• **TASK DESCRIPTION**:
Write the number of lines holding the word "text", and nothing else.

==== EXERCISE MATERIAL

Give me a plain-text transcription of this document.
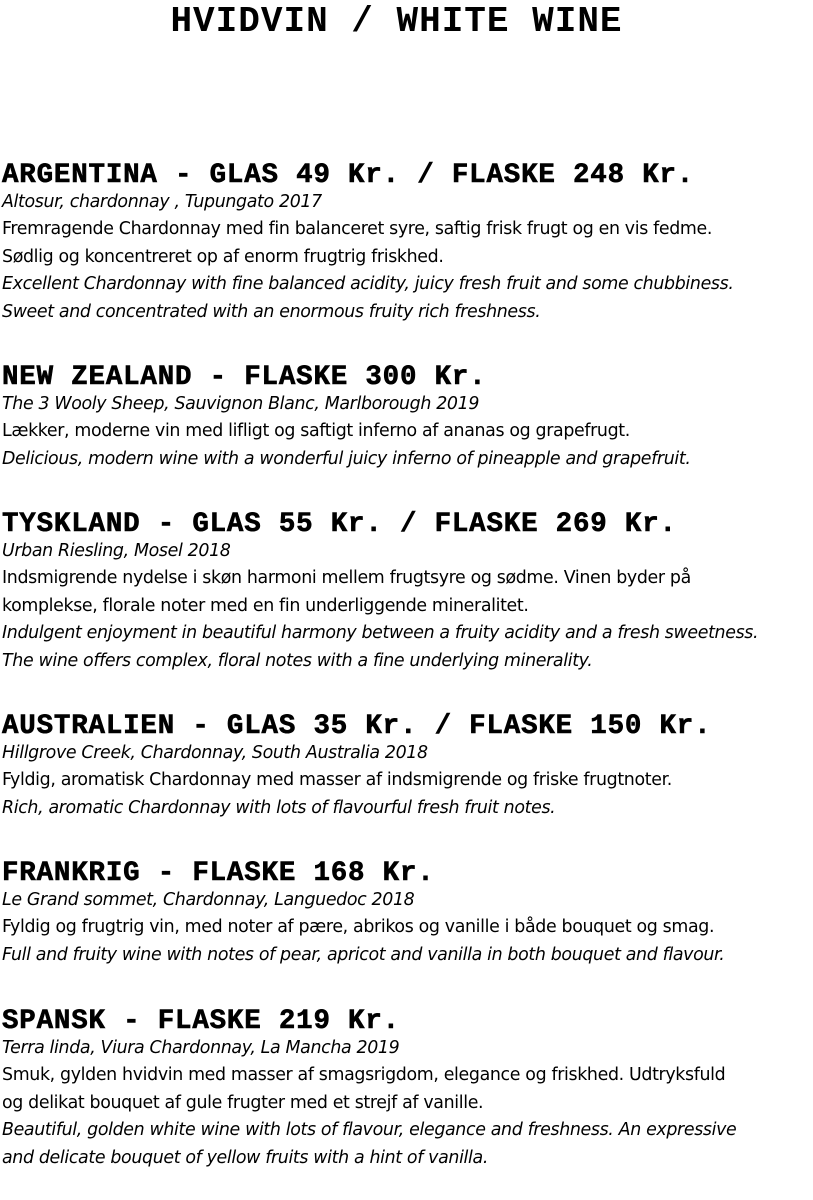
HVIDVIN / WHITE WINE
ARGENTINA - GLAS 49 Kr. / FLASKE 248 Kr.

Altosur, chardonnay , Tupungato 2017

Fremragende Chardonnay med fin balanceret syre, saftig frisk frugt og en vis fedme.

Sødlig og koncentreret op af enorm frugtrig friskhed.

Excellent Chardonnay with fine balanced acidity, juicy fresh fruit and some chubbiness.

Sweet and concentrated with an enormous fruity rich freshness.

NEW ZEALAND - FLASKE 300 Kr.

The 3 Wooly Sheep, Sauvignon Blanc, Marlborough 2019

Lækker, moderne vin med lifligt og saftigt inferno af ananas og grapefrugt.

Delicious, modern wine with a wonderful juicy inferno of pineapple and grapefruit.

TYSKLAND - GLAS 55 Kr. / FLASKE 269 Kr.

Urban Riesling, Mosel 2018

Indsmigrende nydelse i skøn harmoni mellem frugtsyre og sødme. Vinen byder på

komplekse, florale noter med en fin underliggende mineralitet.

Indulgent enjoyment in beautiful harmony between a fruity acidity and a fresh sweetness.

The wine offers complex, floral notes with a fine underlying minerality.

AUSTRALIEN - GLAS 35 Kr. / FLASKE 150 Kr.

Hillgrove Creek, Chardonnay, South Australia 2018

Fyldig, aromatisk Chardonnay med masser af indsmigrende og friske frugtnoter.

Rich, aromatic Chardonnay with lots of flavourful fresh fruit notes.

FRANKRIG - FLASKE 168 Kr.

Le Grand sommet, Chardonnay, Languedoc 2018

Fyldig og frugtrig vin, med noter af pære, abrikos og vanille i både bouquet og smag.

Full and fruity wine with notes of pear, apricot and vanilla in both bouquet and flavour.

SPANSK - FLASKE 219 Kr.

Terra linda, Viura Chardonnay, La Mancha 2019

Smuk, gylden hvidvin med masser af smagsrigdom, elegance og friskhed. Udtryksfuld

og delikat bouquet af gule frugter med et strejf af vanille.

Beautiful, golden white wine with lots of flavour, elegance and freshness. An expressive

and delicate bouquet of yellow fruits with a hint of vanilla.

========
==== EXERCISE MATERIAL

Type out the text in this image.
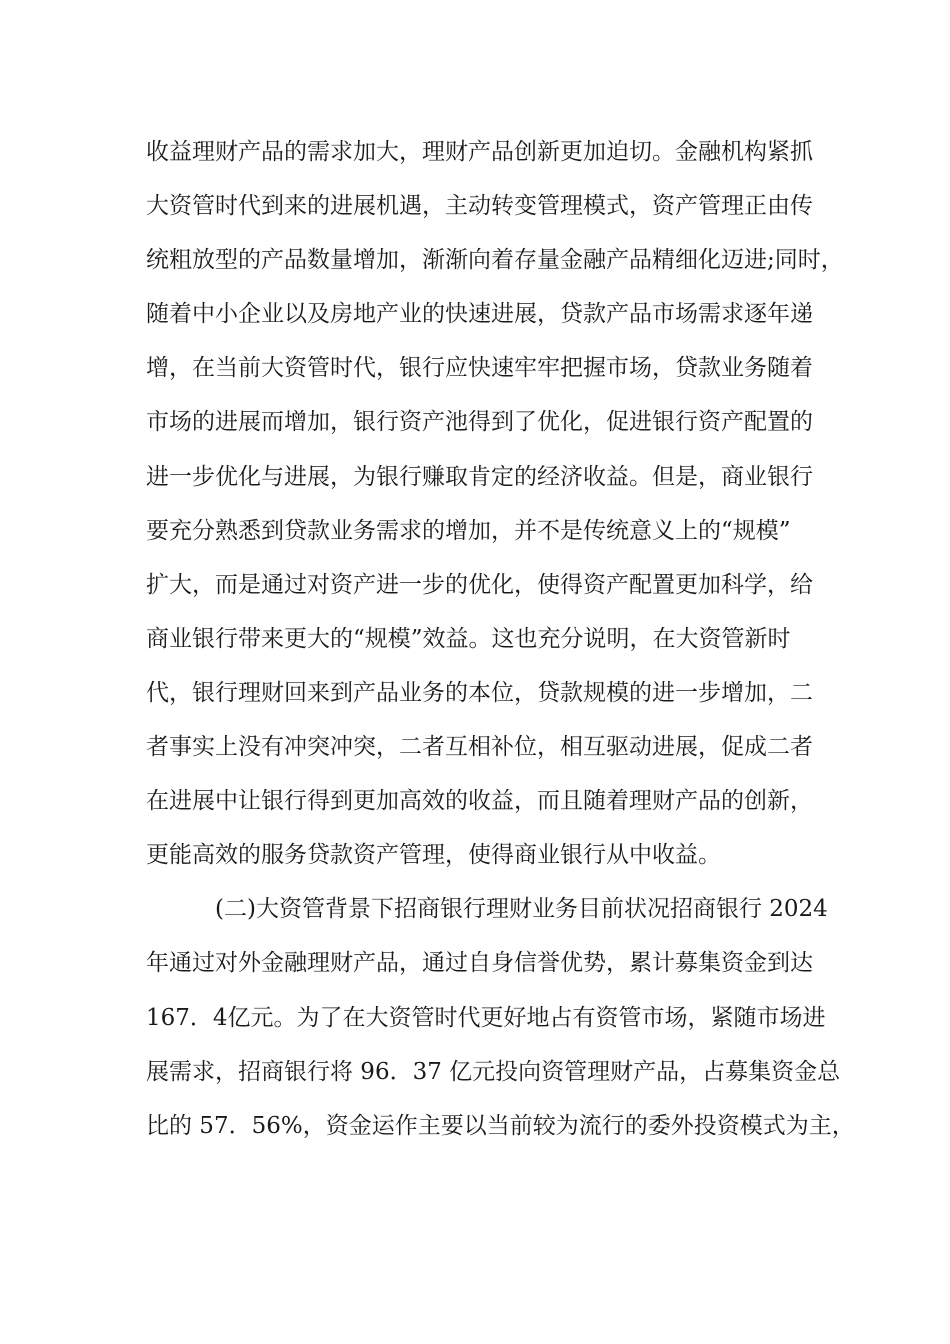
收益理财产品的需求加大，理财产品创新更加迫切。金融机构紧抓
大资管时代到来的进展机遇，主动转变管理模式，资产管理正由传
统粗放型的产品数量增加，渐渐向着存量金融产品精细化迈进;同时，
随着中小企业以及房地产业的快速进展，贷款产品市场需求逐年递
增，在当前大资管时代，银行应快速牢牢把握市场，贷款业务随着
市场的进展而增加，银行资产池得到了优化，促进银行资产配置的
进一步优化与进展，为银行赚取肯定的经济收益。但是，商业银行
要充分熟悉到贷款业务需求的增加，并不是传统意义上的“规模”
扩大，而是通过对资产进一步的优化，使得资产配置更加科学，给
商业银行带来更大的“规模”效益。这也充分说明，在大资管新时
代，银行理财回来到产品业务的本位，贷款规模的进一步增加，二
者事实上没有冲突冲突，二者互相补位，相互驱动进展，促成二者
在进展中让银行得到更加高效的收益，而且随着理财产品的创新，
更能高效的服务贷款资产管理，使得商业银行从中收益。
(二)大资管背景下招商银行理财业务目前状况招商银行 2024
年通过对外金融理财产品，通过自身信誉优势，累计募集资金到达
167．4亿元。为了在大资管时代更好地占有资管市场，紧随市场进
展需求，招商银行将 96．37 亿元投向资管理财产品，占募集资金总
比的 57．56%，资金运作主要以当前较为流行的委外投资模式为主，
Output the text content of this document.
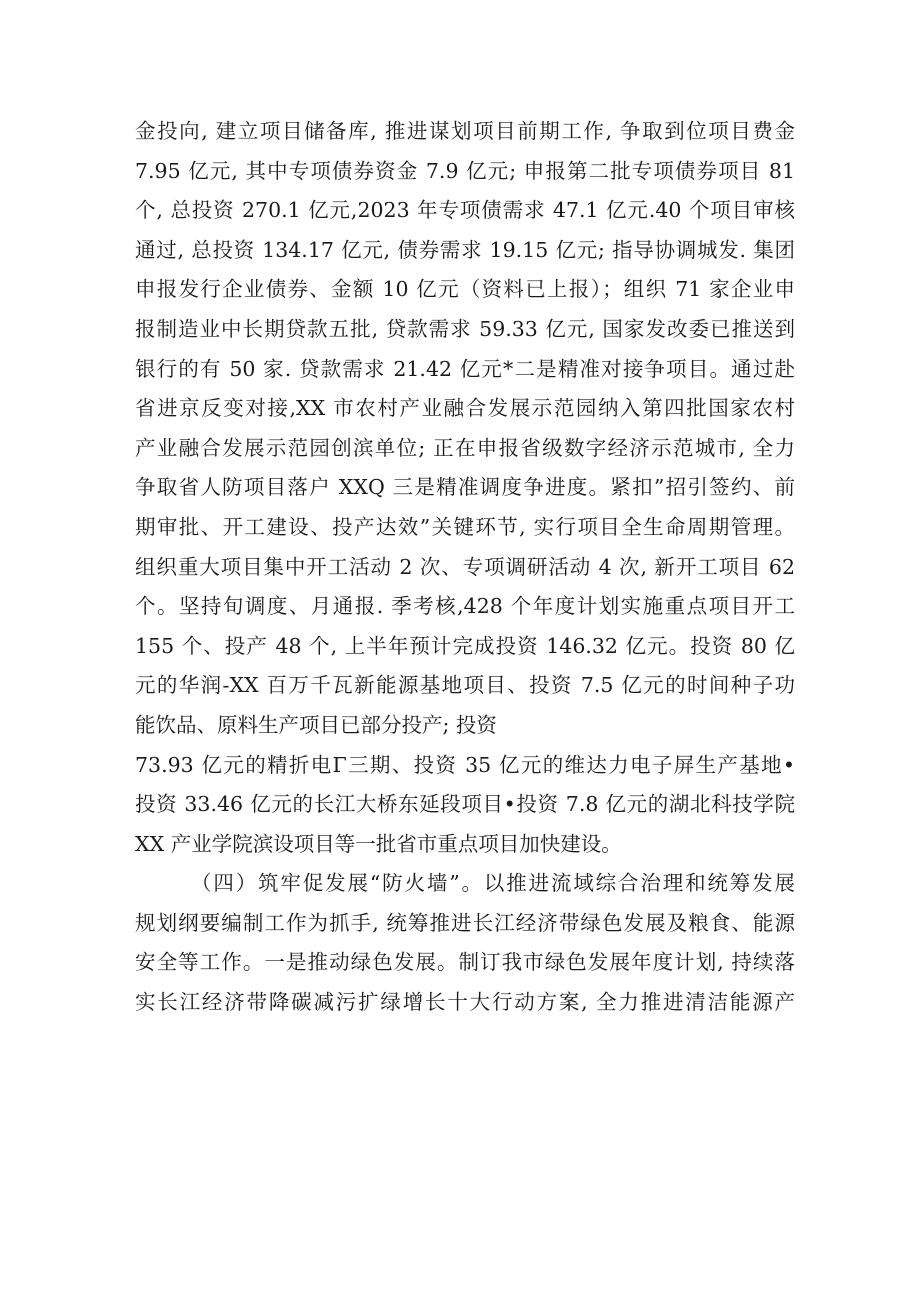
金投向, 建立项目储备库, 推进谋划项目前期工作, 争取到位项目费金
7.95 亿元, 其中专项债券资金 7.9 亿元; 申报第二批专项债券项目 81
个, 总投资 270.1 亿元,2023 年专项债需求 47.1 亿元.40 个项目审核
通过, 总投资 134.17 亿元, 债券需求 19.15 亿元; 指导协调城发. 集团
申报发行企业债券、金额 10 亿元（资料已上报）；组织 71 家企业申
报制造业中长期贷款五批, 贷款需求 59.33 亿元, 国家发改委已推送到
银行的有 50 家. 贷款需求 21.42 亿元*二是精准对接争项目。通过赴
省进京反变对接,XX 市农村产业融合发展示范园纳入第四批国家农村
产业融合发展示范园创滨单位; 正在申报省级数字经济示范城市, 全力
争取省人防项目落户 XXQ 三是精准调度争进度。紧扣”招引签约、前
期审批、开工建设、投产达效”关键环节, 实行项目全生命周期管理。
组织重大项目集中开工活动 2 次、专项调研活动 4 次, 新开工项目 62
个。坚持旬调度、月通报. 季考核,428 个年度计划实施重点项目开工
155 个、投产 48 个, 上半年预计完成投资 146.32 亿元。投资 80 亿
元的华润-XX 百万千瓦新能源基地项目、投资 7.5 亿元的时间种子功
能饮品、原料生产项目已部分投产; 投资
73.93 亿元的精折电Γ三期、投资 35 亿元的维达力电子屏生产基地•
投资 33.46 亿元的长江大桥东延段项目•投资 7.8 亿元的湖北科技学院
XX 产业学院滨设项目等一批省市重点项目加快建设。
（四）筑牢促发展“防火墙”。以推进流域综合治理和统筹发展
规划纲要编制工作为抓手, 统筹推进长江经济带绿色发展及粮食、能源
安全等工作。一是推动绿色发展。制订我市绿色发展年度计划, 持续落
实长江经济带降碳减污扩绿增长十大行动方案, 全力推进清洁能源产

========

• **CORRECT ANSWER**:
3